▸ EXERCISE BRIEF:
In the copy, keep every record exact and leave out all images.

──────── MATERIAL SHOWN

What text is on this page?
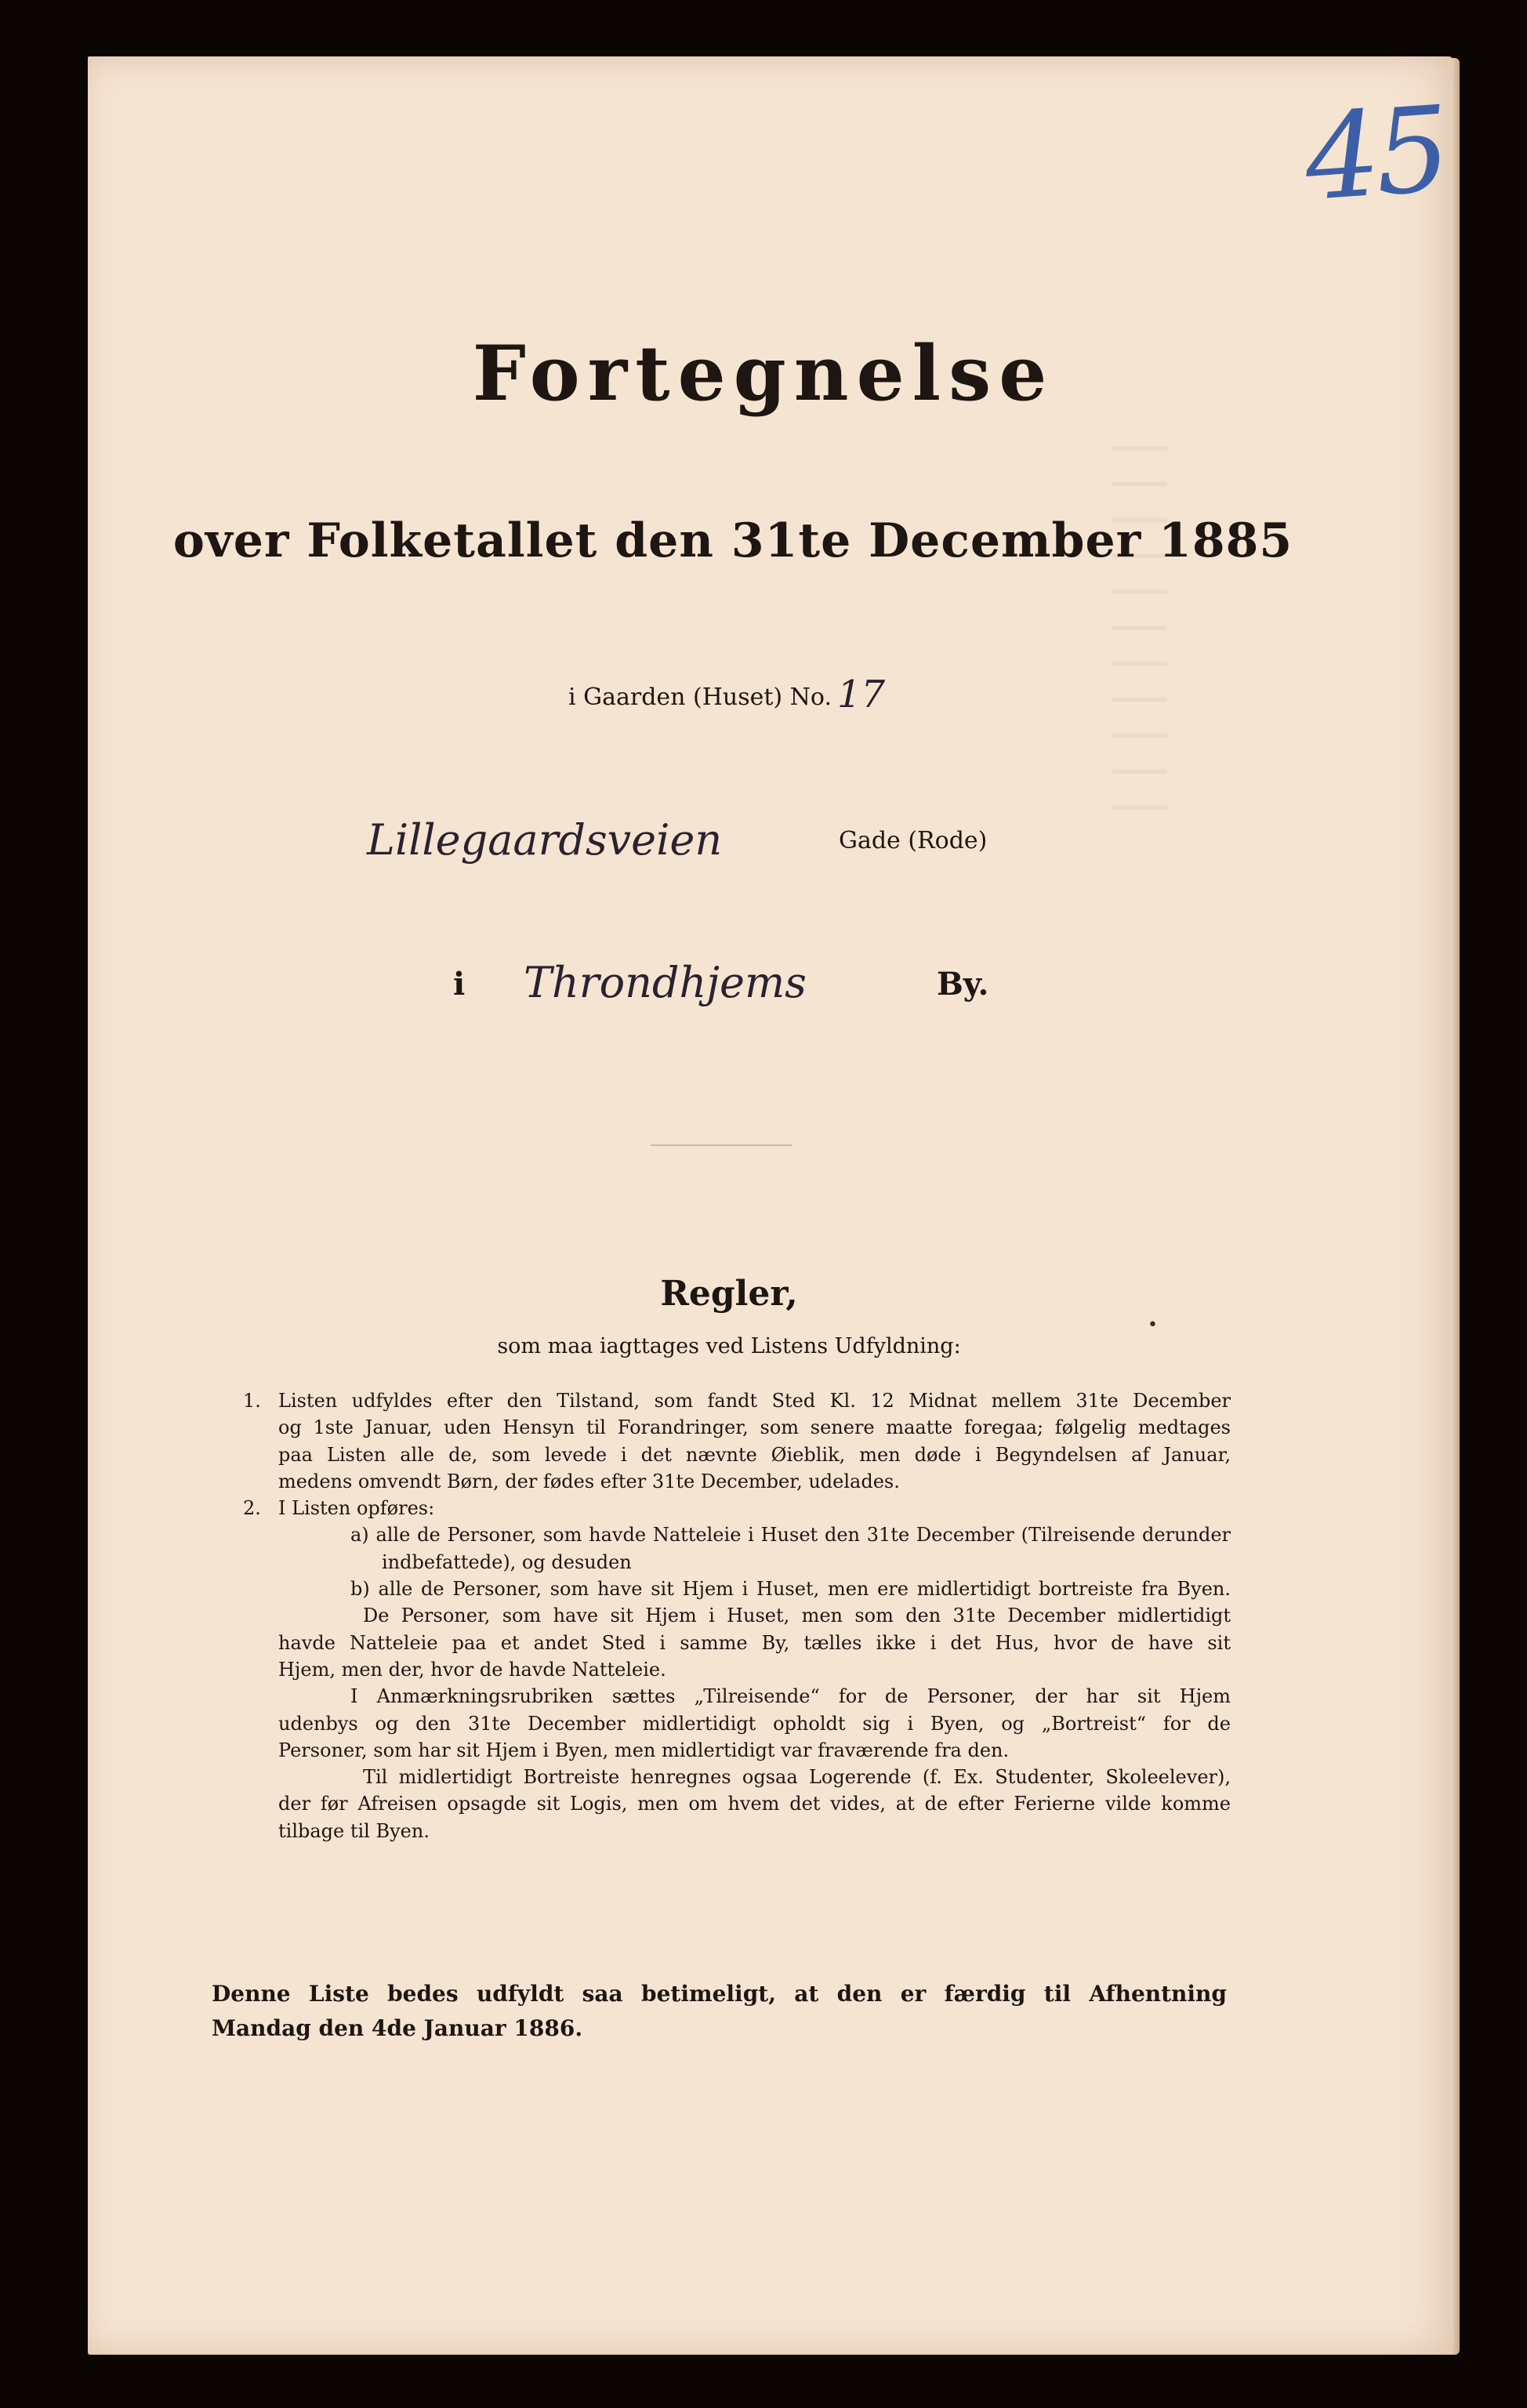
| | | | | | | | | | |
45
Fortegnelse
over Folketallet den 31te December 1885
i Gaarden (Huset) No. 17
Lillegaardsveien	Gade (Rode)
i Throndhjems	By.
Regler,
•
som maa iagttages ved Listens Udfyldning:
1. Listen udfyldes efter den Tilstand, som fandt Sted Kl. 12 Midnat mellem 31te December

og 1ste Januar, uden Hensyn til Forandringer, som senere maatte foregaa; følgelig medtages

paa Listen alle de, som levede i det nævnte Øieblik, men døde i Begyndelsen af Januar,

medens omvendt Børn, der fødes efter 31te December, udelades.

2. I Listen opføres:

a) alle de Personer, som havde Natteleie i Huset den 31te December (Tilreisende derunder

indbefattede), og desuden

b) alle de Personer, som have sit Hjem i Huset, men ere midlertidigt bortreiste fra Byen.

De Personer, som have sit Hjem i Huset, men som den 31te December midlertidigt

havde Natteleie paa et andet Sted i samme By, tælles ikke i det Hus, hvor de have sit

Hjem, men der, hvor de havde Natteleie.

I Anmærkningsrubriken sættes „Tilreisende“ for de Personer, der har sit Hjem

udenbys og den 31te December midlertidigt opholdt sig i Byen, og „Bortreist“ for de

Personer, som har sit Hjem i Byen, men midlertidigt var fraværende fra den.

Til midlertidigt Bortreiste henregnes ogsaa Logerende (f. Ex. Studenter, Skoleelever),

der før Afreisen opsagde sit Logis, men om hvem det vides, at de efter Ferierne vilde komme

tilbage til Byen.

Denne Liste bedes udfyldt saa betimeligt, at den er færdig til Afhentning

Mandag den 4de Januar 1886.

────────────────

▸ TASK ANSWER:
What text is on this page?
| | | | | | | | | | |
45
Fortegnelse
over Folketallet den 31te December 1885
i Gaarden (Huset) No. 17
Lillegaardsveien	Gade (Rode)
i Throndhjems	By.
Regler,
•
som maa iagttages ved Listens Udfyldning:
1. Listen udfyldes efter den Tilstand, som fandt Sted Kl. 12 Midnat mellem 31te December

og 1ste Januar, uden Hensyn til Forandringer, som senere maatte foregaa; følgelig medtages

paa Listen alle de, som levede i det nævnte Øieblik, men døde i Begyndelsen af Januar,

medens omvendt Børn, der fødes efter 31te December, udelades.

2. I Listen opføres:

a) alle de Personer, som havde Natteleie i Huset den 31te December (Tilreisende derunder

indbefattede), og desuden

b) alle de Personer, som have sit Hjem i Huset, men ere midlertidigt bortreiste fra Byen.

De Personer, som have sit Hjem i Huset, men som den 31te December midlertidigt

havde Natteleie paa et andet Sted i samme By, tælles ikke i det Hus, hvor de have sit

Hjem, men der, hvor de havde Natteleie.

I Anmærkningsrubriken sættes „Tilreisende“ for de Personer, der har sit Hjem

udenbys og den 31te December midlertidigt opholdt sig i Byen, og „Bortreist“ for de

Personer, som har sit Hjem i Byen, men midlertidigt var fraværende fra den.

Til midlertidigt Bortreiste henregnes ogsaa Logerende (f. Ex. Studenter, Skoleelever),

der før Afreisen opsagde sit Logis, men om hvem det vides, at de efter Ferierne vilde komme

tilbage til Byen.

Denne Liste bedes udfyldt saa betimeligt, at den er færdig til Afhentning

Mandag den 4de Januar 1886.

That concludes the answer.